TASK ::
Copy each line where the word "Claims" occurs.

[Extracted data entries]
-- START --
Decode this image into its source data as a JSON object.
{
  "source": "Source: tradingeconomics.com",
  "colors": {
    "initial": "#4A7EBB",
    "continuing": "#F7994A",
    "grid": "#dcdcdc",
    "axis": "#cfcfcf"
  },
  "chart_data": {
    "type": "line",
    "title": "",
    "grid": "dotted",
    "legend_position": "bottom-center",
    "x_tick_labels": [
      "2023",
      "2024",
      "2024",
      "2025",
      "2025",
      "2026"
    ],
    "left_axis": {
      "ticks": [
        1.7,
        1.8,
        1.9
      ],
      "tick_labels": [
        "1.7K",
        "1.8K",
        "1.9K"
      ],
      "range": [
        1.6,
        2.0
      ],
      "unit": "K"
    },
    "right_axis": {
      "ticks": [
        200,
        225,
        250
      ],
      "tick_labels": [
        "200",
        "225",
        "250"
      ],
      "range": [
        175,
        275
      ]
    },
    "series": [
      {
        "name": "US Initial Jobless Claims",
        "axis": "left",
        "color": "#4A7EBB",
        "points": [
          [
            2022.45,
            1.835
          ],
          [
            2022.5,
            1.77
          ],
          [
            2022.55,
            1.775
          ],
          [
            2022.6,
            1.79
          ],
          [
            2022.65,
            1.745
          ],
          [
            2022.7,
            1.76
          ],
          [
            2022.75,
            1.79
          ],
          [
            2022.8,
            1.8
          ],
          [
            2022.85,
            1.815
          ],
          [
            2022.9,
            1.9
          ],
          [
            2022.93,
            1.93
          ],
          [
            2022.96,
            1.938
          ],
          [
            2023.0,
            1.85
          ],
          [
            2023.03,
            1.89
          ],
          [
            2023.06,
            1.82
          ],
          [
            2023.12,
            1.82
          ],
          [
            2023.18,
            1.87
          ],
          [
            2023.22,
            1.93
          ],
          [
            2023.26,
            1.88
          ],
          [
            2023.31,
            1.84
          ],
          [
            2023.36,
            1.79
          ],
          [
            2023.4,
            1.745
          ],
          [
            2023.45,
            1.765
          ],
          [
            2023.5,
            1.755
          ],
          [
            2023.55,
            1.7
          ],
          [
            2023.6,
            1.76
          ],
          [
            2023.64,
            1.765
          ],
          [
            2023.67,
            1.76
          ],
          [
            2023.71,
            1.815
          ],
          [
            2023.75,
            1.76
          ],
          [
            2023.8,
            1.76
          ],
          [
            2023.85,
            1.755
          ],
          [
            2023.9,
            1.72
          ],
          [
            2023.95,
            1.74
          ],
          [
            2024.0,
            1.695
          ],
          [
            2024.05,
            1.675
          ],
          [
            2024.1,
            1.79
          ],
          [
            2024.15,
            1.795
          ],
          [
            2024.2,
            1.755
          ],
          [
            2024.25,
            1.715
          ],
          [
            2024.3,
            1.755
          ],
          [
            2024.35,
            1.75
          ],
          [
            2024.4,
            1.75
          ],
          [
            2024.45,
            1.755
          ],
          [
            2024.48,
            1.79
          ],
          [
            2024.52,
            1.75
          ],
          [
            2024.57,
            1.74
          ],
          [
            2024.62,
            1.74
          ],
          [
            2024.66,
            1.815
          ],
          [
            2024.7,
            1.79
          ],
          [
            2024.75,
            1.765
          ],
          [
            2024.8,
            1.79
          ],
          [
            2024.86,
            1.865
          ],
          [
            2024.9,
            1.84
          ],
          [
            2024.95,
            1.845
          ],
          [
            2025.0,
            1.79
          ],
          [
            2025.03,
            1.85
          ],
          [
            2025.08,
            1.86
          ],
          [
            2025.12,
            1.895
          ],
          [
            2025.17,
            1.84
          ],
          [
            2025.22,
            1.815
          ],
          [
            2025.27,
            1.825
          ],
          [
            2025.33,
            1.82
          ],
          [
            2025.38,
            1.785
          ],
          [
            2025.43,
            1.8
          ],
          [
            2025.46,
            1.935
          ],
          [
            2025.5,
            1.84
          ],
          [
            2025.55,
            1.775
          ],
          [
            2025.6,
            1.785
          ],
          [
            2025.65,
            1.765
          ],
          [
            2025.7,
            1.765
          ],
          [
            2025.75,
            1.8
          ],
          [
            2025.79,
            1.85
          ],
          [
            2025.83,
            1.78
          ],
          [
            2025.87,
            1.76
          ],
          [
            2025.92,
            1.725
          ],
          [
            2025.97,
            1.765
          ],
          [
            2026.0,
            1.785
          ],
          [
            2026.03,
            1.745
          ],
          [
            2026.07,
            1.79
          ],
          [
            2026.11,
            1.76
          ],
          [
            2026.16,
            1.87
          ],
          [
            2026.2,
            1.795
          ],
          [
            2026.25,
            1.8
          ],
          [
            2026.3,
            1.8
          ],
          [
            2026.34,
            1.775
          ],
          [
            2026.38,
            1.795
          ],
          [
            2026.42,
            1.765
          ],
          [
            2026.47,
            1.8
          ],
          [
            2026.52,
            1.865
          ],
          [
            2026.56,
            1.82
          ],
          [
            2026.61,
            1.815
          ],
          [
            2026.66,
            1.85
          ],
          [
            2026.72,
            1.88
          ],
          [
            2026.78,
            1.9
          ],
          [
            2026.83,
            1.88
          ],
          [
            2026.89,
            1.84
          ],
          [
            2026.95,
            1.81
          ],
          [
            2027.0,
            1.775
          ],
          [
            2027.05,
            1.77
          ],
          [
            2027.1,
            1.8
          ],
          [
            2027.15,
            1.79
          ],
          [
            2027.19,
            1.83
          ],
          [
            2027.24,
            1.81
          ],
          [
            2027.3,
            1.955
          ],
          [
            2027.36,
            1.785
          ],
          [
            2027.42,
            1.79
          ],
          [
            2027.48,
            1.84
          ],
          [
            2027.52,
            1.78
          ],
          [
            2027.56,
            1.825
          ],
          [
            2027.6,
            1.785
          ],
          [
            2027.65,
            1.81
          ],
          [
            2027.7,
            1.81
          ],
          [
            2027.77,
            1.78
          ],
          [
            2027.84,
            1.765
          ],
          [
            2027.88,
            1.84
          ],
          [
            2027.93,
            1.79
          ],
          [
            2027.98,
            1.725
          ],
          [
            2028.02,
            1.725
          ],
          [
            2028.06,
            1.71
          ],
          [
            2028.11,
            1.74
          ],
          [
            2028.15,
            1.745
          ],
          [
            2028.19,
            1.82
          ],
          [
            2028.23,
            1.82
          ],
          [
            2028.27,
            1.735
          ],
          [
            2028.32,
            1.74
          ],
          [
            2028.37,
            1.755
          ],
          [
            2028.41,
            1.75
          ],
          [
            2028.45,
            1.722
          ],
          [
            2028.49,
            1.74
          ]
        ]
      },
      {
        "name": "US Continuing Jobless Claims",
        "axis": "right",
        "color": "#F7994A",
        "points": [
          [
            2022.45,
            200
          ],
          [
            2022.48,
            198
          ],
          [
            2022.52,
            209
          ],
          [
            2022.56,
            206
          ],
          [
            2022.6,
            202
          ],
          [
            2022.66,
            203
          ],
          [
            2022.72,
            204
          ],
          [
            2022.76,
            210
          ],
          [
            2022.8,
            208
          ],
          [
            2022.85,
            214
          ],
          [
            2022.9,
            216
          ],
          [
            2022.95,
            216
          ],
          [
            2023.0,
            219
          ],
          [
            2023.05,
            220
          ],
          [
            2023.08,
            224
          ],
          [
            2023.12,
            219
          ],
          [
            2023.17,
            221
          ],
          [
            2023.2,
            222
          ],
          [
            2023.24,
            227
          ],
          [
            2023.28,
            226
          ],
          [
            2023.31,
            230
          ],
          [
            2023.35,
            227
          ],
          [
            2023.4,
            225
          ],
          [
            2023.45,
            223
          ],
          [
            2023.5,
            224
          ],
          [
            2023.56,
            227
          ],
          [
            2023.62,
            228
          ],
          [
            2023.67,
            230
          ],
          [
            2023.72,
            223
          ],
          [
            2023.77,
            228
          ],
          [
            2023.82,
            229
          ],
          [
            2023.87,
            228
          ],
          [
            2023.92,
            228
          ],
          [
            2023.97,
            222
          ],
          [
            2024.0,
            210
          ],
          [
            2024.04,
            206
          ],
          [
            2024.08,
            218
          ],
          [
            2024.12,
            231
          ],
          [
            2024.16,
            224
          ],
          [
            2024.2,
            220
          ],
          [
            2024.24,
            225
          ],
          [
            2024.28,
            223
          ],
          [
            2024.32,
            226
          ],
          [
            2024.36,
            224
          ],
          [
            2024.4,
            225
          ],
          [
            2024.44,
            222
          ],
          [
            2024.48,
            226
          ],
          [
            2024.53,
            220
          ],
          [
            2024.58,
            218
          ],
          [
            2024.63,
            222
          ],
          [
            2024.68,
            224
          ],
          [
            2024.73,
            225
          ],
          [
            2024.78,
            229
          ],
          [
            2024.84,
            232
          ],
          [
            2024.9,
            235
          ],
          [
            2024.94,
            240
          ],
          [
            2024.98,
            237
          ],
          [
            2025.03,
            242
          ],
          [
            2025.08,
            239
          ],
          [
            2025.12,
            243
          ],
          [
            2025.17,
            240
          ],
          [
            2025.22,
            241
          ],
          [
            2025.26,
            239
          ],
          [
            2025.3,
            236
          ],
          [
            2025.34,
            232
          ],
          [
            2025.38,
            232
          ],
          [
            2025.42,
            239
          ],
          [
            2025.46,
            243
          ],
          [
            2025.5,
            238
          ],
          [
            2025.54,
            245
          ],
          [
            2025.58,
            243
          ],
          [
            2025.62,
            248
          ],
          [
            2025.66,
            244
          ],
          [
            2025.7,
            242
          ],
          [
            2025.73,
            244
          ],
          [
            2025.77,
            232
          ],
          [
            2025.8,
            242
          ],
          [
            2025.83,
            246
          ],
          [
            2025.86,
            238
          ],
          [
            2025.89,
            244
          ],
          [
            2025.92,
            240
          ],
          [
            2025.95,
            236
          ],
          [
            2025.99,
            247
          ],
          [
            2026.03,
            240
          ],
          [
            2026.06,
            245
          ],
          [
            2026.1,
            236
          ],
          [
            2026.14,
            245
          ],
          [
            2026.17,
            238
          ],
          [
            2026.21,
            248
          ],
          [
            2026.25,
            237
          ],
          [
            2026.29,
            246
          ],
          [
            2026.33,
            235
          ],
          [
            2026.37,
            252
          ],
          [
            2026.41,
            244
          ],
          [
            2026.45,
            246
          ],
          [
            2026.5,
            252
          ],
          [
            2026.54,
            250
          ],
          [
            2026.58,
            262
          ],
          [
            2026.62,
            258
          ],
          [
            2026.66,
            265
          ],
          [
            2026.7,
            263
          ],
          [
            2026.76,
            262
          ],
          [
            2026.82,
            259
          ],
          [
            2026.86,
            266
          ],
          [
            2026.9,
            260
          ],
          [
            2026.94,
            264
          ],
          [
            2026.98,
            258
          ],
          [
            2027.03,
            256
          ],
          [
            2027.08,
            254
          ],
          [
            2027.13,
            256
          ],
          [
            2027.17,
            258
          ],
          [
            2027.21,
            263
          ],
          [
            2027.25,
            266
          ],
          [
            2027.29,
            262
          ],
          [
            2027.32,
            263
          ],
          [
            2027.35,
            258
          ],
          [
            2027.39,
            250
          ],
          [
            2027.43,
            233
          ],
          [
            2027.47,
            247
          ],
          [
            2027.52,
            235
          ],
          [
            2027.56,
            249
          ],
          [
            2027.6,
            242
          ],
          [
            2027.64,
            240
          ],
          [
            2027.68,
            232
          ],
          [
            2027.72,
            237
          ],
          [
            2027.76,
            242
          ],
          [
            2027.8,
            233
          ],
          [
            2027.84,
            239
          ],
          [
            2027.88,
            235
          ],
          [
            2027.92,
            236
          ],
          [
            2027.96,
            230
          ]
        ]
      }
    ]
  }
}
-- END --
OUTPUT OF THE EXERCISE ::
        "name": "US Initial Jobless Claims",
        "name": "US Continuing Jobless Claims",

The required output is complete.